Request →
Quote every line as written. Omit pictures.

Data for this task →

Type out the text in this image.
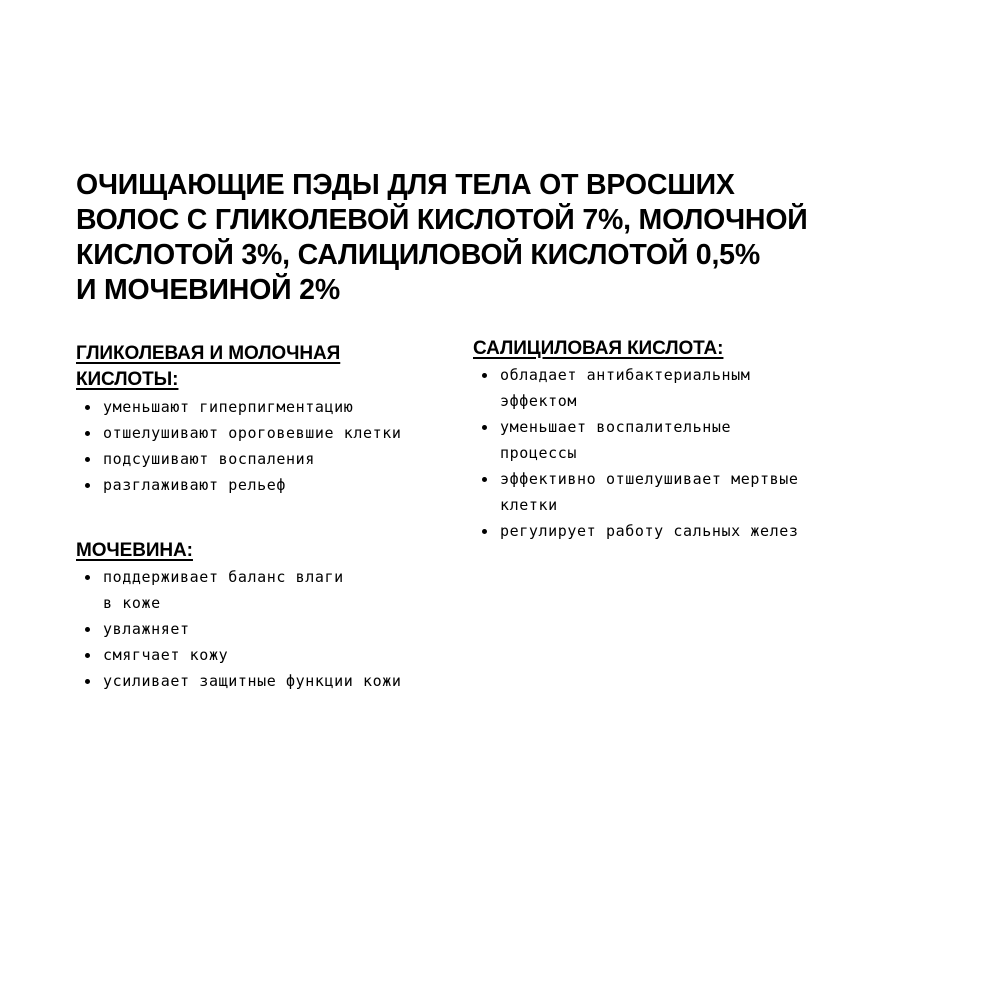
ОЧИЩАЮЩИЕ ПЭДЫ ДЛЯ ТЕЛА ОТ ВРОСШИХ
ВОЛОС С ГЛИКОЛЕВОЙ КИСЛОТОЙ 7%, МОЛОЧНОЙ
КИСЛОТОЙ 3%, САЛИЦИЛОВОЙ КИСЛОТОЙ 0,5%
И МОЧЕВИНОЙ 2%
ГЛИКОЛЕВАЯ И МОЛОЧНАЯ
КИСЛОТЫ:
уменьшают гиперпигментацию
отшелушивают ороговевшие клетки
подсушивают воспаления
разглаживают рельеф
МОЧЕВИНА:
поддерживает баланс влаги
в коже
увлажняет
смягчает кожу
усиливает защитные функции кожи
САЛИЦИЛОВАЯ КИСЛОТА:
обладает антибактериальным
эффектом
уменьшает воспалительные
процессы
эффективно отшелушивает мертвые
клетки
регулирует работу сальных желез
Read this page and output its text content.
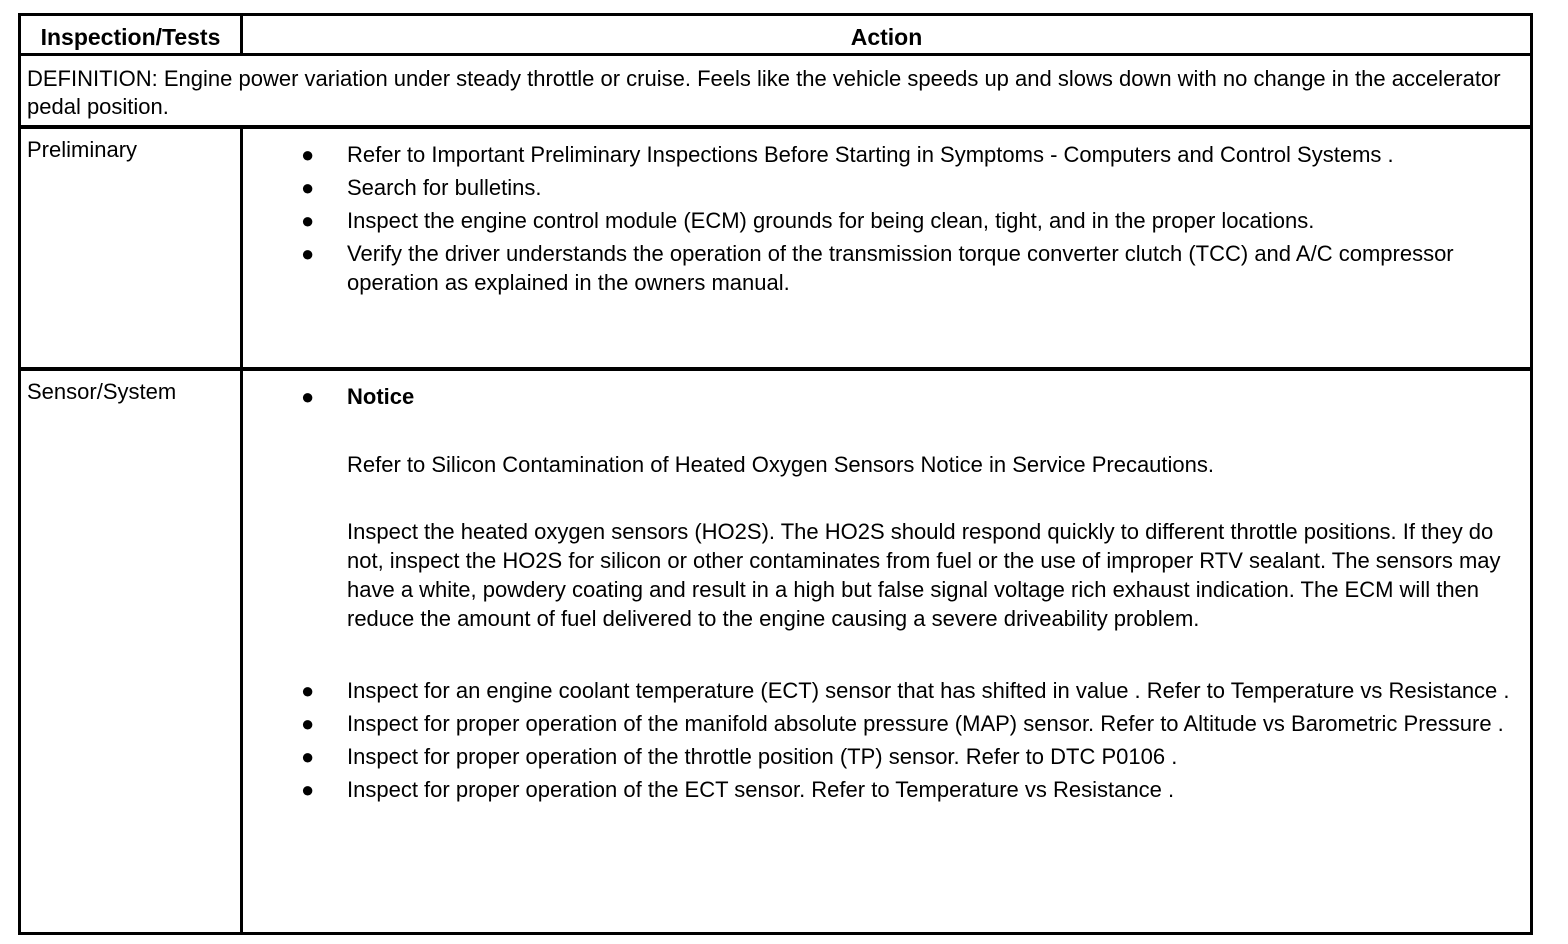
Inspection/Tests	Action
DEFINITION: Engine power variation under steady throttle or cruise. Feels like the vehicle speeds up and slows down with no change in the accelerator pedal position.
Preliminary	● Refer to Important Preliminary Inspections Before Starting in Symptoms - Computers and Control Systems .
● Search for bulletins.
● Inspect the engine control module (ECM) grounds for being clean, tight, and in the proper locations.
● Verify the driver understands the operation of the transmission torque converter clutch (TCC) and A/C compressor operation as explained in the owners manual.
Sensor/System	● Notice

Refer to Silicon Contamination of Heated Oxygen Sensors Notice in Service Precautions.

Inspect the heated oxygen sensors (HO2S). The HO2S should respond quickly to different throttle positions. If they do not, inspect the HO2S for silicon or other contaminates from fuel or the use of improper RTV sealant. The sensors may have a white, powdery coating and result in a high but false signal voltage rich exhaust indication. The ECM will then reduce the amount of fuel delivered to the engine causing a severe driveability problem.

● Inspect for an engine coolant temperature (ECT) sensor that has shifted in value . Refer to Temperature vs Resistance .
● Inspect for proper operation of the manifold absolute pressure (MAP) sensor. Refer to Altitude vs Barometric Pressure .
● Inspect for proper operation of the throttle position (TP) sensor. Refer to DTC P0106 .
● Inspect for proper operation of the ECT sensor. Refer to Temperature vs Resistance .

Exercise answer →
Type out the text in this image.
ОЧИЩАЮЩИЕ ПЭДЫ ДЛЯ ТЕЛА ОТ ВРОСШИХ
ВОЛОС С ГЛИКОЛЕВОЙ КИСЛОТОЙ 7%, МОЛОЧНОЙ
КИСЛОТОЙ 3%, САЛИЦИЛОВОЙ КИСЛОТОЙ 0,5%
И МОЧЕВИНОЙ 2%
ГЛИКОЛЕВАЯ И МОЛОЧНАЯ
КИСЛОТЫ:
уменьшают гиперпигментацию
отшелушивают ороговевшие клетки
подсушивают воспаления
разглаживают рельеф
МОЧЕВИНА:
поддерживает баланс влаги
в коже
увлажняет
смягчает кожу
усиливает защитные функции кожи
САЛИЦИЛОВАЯ КИСЛОТА:
обладает антибактериальным
эффектом
уменьшает воспалительные
процессы
эффективно отшелушивает мертвые
клетки
регулирует работу сальных желез
Read this page and output its text content.
Inspection/Tests	Action
DEFINITION: Engine power variation under steady throttle or cruise. Feels like the vehicle speeds up and slows down with no change in the accelerator pedal position.
Preliminary	● Refer to Important Preliminary Inspections Before Starting in Symptoms - Computers and Control Systems .
● Search for bulletins.
● Inspect the engine control module (ECM) grounds for being clean, tight, and in the proper locations.
● Verify the driver understands the operation of the transmission torque converter clutch (TCC) and A/C compressor operation as explained in the owners manual.
Sensor/System	● Notice

Refer to Silicon Contamination of Heated Oxygen Sensors Notice in Service Precautions.

Inspect the heated oxygen sensors (HO2S). The HO2S should respond quickly to different throttle positions. If they do not, inspect the HO2S for silicon or other contaminates from fuel or the use of improper RTV sealant. The sensors may have a white, powdery coating and result in a high but false signal voltage rich exhaust indication. The ECM will then reduce the amount of fuel delivered to the engine causing a severe driveability problem.

● Inspect for an engine coolant temperature (ECT) sensor that has shifted in value . Refer to Temperature vs Resistance .
● Inspect for proper operation of the manifold absolute pressure (MAP) sensor. Refer to Altitude vs Barometric Pressure .
● Inspect for proper operation of the throttle position (TP) sensor. Refer to DTC P0106 .
● Inspect for proper operation of the ECT sensor. Refer to Temperature vs Resistance .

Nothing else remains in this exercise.